I wondered about the presence of supernatural
phenomena, such as ghosts, angels, demons, and the presence of death in the
work of other contemporary Canadian poets.
I decided to take a look at the works of other
Canadian poets to see how the supernatural was dealt with since I’d rarely come
across poems of that nature in my reading of contemporary poetry.
Folk tales, fables, legends, mythology, creation
stories, tall tales, versions of the truth, dreams and nightmares are rich
sources for poetry. My preconceived notion was that I wouldn’t find a lot of
such elements in contemporary Canadian poetry. I had a general impression,
based on my readings, that much of the content in our poetry is mined from
lives lived, memories, moments observed…in other words, reality and
experiences. Or in some cases, extrapolation from historical figures (see
Carolyn Smart’s “Hooked”or invented fictional characters (see Dennis Cooley’s”
the Bentleys” or Natalie Zina Walshots, “Doomed”).
Jason Christie has pointed out to me that poetry is
catalogued as non-fiction in public libraries. Yet not all poetry is
non-fiction. Or it can often be a hybrid of fact and fiction, the personal and
the imagined. His own poetry collection, “i-Robot Poetry,” would fit into
science/speculative fiction, and another Western Canadian poet Jill Hartman’s
“A Painted Elephant,” falls into the realm of the fantastic.
Anne Carson blurs genres between poetry and other
forms, including theatre. She often retells and revises myths and translates
classic Greek and Latin stories.
Twentieth century poet, Gwendolyn MacEwen also
included myth, magic and enchantment in her writing.
In the last century also the French Canadian poet
Emile Nelligan wrote of angels. Perhaps he wasn’t the only francophone poet to
write of angels…
The only journal I discovered with a supernatural
focus was Goblin Fruit. Goblin Fruit is a contemporary quarterly journal that treats
mythic, surreal, fantasy and folkloric themes, or approaches other themes in a
fantastical way. http://www.goblinfruit.net. In reference to that well-known fantasy poem
of Christina Rossetti’s, “Goblin Market” (1862).
I read through the Best Canadian Poetry (BCP) series
of anthologies published by Tight Rope Books. In these books, Tight Rope
publishes poetry culled from a selection of that year’s literary magazines,
both on line and in print, with different Canadian poets acting as editors each
year.
I went through the first three (because they were
the ones I could get from the Main Branch of the Ottawa Public Library).
I found that these other worldly characters and
elements of the supernatural occur in three basic ways:
1. On the periphery, as mere mentions;
2. Figuratively;
3. Deliberately ambiguous.
Take for example, Jeffrey Donaldson’s poem, “Museum”
====
* _What you will do_
[A] Answer these questions from the essay on the supernatural in Canadian poetry:
(i) How is poetry catalogued in public libraries, according to Jason Christie?
(ii) Which publisher issues the Best Canadian Poetry series?
(iii) Where did the writer obtain the first three anthologies in that series?
[B] List every poem or poetry collection that the essay on the supernatural in Canadian poetry names in quotation marks, with the poet the essay credits for each.
[C] Resume the essay on the supernatural in Canadian poetry at the point where it stops.
The lines that come after this essay on the supernatural in Canadian poetry have no connection to it.
====
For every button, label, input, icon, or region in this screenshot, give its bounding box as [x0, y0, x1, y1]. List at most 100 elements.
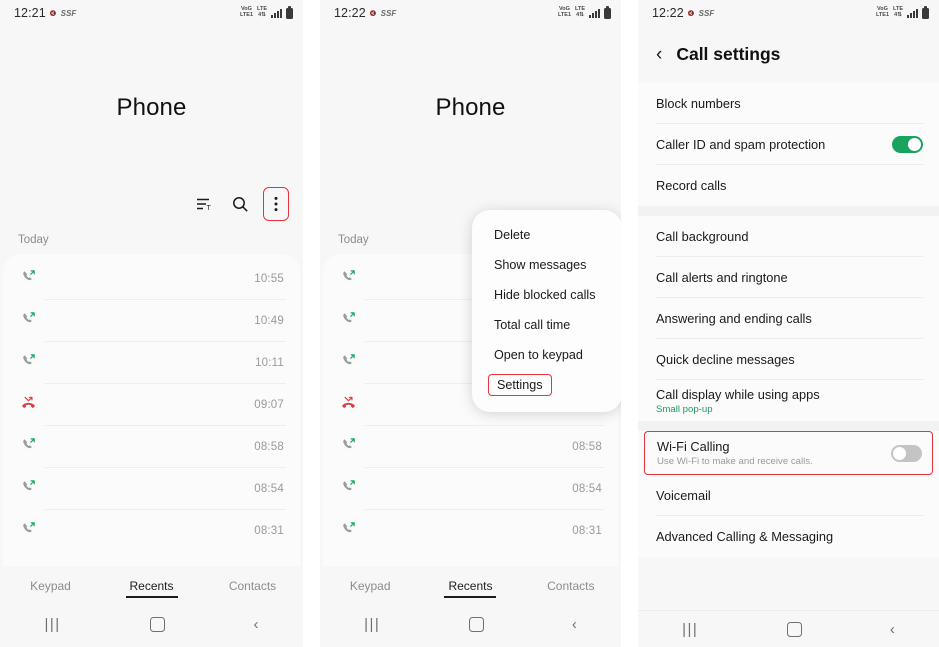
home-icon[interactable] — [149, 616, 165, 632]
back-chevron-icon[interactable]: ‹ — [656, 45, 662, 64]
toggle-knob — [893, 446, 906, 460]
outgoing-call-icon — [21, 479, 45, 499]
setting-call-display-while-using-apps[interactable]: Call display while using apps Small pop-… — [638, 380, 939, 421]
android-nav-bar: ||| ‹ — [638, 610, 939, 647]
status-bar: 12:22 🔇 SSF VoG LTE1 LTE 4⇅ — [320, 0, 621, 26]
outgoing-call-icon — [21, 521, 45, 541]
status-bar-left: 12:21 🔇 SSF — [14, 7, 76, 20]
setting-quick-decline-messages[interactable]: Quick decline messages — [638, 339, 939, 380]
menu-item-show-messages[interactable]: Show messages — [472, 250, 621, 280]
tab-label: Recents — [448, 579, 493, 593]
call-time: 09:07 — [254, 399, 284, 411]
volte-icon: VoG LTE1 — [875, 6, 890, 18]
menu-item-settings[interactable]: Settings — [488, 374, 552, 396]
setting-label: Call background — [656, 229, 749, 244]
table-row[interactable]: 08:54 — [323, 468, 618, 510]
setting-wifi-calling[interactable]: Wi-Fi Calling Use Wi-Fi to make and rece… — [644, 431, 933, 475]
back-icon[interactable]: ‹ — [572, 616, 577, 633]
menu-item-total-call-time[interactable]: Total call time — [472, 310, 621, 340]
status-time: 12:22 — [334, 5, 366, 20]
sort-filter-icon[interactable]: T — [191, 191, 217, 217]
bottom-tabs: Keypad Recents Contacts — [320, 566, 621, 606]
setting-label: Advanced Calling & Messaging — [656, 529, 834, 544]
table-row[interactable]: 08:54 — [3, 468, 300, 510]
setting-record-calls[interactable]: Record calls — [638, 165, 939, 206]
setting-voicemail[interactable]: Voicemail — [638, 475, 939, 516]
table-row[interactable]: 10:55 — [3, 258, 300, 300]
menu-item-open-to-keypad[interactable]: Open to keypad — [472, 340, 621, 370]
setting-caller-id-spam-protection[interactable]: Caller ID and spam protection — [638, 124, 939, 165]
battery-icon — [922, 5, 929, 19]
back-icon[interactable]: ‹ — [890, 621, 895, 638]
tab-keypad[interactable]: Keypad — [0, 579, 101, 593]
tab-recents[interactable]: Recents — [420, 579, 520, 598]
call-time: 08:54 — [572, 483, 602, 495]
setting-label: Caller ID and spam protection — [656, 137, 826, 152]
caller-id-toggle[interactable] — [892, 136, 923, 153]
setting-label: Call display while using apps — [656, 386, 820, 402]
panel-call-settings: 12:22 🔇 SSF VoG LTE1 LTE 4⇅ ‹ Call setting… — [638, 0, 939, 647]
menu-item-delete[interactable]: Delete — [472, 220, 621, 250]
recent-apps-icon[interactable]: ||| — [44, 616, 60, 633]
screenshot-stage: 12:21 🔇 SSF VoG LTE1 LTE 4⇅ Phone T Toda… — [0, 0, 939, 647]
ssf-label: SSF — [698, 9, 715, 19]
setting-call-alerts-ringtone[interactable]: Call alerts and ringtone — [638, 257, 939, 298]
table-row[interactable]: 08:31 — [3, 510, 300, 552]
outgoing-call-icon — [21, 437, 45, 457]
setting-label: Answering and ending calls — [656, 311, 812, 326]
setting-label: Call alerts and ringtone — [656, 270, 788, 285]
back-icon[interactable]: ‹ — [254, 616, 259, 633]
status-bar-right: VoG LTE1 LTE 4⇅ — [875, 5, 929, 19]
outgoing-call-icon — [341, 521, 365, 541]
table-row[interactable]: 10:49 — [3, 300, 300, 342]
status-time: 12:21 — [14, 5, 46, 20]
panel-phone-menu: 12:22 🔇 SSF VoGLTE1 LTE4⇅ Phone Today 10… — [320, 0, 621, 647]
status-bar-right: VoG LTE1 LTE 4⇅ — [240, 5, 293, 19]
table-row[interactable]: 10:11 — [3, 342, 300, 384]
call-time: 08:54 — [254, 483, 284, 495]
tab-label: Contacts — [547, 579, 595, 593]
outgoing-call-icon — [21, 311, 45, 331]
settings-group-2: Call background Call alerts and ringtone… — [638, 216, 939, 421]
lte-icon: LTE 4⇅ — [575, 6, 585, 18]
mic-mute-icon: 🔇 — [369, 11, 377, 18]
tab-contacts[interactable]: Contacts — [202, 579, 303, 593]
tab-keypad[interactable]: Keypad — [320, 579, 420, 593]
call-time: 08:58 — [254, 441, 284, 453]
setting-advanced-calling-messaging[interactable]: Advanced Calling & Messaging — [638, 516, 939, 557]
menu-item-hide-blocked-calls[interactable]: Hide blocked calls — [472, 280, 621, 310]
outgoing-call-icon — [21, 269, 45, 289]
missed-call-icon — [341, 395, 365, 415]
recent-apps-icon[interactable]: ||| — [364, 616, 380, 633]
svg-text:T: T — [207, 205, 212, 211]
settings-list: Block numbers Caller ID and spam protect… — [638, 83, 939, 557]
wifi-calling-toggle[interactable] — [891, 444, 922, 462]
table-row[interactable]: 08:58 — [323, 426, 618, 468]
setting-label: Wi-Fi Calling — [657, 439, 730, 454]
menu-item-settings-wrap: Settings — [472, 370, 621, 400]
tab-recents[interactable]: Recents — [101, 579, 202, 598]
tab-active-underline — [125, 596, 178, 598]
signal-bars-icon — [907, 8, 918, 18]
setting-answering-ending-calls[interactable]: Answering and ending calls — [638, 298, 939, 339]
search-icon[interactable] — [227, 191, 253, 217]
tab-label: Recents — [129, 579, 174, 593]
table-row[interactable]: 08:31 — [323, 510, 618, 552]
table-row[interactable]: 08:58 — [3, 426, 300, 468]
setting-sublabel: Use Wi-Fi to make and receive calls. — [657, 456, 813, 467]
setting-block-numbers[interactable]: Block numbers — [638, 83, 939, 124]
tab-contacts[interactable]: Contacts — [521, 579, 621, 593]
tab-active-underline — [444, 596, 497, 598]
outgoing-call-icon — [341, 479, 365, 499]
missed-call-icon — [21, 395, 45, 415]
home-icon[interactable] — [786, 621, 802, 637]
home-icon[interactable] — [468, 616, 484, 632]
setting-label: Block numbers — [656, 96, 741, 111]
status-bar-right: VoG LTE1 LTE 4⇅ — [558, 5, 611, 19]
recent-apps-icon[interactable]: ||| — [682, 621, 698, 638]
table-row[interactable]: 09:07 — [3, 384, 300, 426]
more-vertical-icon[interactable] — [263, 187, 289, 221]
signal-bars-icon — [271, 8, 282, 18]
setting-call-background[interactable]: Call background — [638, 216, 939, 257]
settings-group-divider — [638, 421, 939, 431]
====
* _Task answers_
[A]
(i) As non-fiction.
(ii) Tight Rope Books.
(iii) From the Main Branch of the Ottawa Public Library.

[B]
- "Hooked" (Carolyn Smart)
- "the Bentleys" (Dennis Cooley)
- "Doomed" (Natalie Zina Walshots)
- "i-Robot Poetry" (Jason Christie)
- "A Painted Elephant" (Jill Hartman)
- "Goblin Market" (Christina Rossetti)
- "Museum" (Jeffrey Donaldson)

[C]
published in the 2008 BCP. Exhibits from the Royal Ontario Museum in glass
cases with aboriginal masks are described as descending “like messengers from
the real world above,” but the rendering here seems figurative rather than
literal. A former professor/mentor is evoked, but we are not told if he is
still living or a ghost; although there are references to ghosts throughout the
poem.
Or Méira Cook in “A Walker in the City”: “when all
the angels have been let out of their cages.” (BPC 2008).
Jason Heroux uses his reversal technique to make it
seem like nature is performing actions, at least figuratively: “A small forest
walking through us” & “We can feel the lost forest inside us closing its
eyes” (Lost Forest, BPC 2008).
In Keith Maillard’s “July” an evil dog is “the devil
running” (BPC 2008).
Joy Russell in “On King George’s Crowing” talks
about “how air moves vampires through bone.” (BPC 2008).
In the 2009 edition of Best Canadian Poetry, Margaret
Atwood evokes Bluebeard’s Castle in her poem “Ice Palace”: “Where/is the
fearful beast who runs the show/and longs for kisses?”
In “Space Is A Temporal Concept,” Jan Conn mentions
the goddess Diana, the Aztec calendar, a Wide-Eared Clown and Lord Death, but
Diana is a marble statue, the clown and Death are costumes. “our loved ones
join us, my father included, and all the emotional debris of a lifetime hovers
overhead in a vast vertical column…” (BPC 2009)
Death is treated as sacred and holy in Don
Domanski’s “Bite Down Little Whisper.” There’s something ethereal and magical
about the whole poem, which deals with pain. Much of the vocabulary is
spiritual: “dharma of bruised lips, talismans, the ghosts of our fallen hair,
microorganisms written as sacred text.” (BPC 2009)
In “Six Times,” Tyler Enfield writes about a dead
loved one who is moping on the grave, “sitting cross-legged in the dirt.” (BPC
2009)
Some supernatural or magical phenomena are recounted
as dreams, such as in Connie Fife in “New World Poem”: “I dreamt I had goat
hooves, hollow horns, coarse hair,/and scaled the face of a rock slide.” (BPC 2009)
Adam Getty’s poem, “Pender Harbour,” also relies on
the dream to render a magic phenomenon, this time of a crone slowly bleeding
out her child as an analogy for the way humans treat the earth. (BPC 2009)
Matt Rader’s “The Ocean Voyager,” doesn’t contain
references to anything magic or supernatural and yet its rendering feels
magical and epic with its majestic descriptions, such as” to hell/with
illness-stitched wool, English pain/Balled in musket shot, delicate otter
shells//Pile like money in the hold.” […] “and since then I have
flown/Lightning wracked seas in the fissured west, Known what men thought
they’ve known.” (BPC 2009)
In Kildare Dobbs’ poem “It” (BPC 2010), an
unexplained presence enters a room. “you are safe now/but just you wait, it is
never far away/and it can be here whenever it chooses.”
Don Domanski evokes dreams and the afterlife in “Gloria
Mundi.” (BPC 2010).
In “The Trees Have Loved Us All Along” Sonnet L’Abbé
applies human senses to trees, including the sense of smell. (BPC 2010).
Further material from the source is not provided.